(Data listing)
════════════════

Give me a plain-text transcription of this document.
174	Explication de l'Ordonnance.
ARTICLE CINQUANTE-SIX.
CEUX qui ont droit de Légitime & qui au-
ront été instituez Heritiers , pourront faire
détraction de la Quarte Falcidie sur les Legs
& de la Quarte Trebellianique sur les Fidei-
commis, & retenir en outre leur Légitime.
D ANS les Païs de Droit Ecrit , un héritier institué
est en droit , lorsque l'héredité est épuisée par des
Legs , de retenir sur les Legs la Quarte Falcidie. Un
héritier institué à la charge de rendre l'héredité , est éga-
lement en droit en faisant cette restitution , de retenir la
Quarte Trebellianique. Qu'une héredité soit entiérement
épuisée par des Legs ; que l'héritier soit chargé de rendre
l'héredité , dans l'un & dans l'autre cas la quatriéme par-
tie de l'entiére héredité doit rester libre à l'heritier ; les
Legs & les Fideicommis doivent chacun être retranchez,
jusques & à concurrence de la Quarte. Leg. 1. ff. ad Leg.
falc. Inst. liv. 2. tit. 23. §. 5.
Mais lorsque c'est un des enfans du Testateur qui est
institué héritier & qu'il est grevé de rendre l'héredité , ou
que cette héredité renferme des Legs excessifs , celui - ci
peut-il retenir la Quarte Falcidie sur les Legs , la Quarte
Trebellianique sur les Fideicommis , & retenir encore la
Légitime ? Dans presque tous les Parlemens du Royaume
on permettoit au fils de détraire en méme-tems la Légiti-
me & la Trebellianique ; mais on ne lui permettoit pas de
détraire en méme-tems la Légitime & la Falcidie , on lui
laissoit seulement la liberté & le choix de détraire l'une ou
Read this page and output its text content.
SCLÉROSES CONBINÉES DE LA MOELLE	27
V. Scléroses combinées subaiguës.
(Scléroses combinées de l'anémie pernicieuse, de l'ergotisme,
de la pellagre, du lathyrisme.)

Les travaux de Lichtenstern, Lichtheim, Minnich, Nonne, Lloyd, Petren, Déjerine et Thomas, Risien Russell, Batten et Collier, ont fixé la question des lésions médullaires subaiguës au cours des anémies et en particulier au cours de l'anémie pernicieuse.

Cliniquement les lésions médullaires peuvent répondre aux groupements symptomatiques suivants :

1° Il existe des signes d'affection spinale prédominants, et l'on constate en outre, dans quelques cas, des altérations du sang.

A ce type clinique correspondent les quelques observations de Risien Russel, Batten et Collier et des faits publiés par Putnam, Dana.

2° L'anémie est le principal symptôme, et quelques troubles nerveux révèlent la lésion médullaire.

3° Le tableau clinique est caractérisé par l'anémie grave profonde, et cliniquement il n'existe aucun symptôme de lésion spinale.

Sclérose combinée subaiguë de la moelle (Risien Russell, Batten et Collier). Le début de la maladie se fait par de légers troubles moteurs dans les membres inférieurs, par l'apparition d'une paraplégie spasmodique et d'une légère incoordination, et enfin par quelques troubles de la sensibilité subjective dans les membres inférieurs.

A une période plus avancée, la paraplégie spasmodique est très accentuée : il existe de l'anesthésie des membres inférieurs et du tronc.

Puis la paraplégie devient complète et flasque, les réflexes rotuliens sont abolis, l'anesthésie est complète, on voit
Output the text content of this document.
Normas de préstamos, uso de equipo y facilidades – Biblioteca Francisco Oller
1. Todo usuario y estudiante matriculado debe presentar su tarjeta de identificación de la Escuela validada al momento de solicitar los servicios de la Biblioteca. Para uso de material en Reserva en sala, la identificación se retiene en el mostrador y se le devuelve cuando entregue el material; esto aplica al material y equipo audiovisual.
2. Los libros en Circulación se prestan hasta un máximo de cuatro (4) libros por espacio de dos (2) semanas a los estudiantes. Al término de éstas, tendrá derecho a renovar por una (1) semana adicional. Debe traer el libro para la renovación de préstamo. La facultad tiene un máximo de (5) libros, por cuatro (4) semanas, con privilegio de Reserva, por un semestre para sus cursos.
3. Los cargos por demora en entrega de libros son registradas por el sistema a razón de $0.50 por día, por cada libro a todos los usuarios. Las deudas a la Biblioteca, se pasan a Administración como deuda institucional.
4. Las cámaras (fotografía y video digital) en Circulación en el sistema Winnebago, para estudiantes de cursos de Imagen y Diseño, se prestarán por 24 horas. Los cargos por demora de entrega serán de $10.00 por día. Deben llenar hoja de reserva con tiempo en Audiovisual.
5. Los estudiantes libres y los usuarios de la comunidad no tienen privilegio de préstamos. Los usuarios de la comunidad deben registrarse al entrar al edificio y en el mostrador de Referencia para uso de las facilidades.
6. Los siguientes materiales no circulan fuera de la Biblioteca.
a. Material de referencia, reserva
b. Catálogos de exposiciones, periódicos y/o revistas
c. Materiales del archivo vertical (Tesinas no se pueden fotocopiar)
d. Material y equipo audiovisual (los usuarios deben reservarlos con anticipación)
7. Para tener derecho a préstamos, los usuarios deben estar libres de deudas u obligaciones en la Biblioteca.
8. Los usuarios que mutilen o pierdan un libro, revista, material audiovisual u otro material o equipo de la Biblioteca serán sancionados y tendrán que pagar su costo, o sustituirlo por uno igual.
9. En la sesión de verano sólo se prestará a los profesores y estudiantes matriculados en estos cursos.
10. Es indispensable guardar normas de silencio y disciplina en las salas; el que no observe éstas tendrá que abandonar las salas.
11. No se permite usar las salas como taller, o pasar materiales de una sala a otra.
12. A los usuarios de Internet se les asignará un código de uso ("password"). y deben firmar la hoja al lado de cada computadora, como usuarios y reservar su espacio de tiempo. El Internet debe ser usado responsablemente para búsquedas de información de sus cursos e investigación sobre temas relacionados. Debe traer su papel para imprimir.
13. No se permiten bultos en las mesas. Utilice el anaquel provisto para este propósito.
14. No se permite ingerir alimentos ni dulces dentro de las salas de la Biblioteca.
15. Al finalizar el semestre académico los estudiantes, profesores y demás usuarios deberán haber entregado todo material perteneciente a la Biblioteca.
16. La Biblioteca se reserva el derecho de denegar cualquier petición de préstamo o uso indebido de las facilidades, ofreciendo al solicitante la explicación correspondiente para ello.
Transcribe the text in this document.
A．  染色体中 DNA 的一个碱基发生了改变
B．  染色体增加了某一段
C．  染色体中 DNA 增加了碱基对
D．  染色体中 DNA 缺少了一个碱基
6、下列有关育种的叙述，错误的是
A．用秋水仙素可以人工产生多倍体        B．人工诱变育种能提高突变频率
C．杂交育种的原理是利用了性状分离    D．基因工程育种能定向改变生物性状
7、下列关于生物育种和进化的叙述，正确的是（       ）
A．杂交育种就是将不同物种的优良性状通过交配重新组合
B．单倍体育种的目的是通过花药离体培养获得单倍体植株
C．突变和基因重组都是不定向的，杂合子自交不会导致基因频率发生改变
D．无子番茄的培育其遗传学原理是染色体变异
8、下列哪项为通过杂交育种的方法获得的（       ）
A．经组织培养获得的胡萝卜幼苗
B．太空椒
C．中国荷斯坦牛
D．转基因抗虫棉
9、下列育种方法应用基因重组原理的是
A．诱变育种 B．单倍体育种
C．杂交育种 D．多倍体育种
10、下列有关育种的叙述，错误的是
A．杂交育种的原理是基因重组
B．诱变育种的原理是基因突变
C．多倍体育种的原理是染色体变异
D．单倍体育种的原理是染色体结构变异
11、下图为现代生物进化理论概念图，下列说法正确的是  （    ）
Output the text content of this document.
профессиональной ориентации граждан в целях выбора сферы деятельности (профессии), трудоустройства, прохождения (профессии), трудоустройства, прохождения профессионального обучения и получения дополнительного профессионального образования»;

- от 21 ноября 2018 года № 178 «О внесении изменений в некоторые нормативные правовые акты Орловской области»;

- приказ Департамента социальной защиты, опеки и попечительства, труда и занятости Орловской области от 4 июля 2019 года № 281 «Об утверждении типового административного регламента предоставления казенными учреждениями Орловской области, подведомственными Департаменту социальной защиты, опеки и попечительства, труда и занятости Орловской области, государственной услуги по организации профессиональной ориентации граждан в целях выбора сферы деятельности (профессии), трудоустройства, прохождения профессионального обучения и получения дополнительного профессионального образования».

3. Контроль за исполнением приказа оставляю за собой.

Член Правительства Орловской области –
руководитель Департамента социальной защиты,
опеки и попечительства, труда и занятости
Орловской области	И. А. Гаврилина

════════════════

Exercise directions
Filter the entries down to the lines containing "combinées". Copy each of those lines.

Response to this exercise
V. Scléroses combinées subaiguës.
(Scléroses combinées de l'anémie pernicieuse, de l'ergotisme,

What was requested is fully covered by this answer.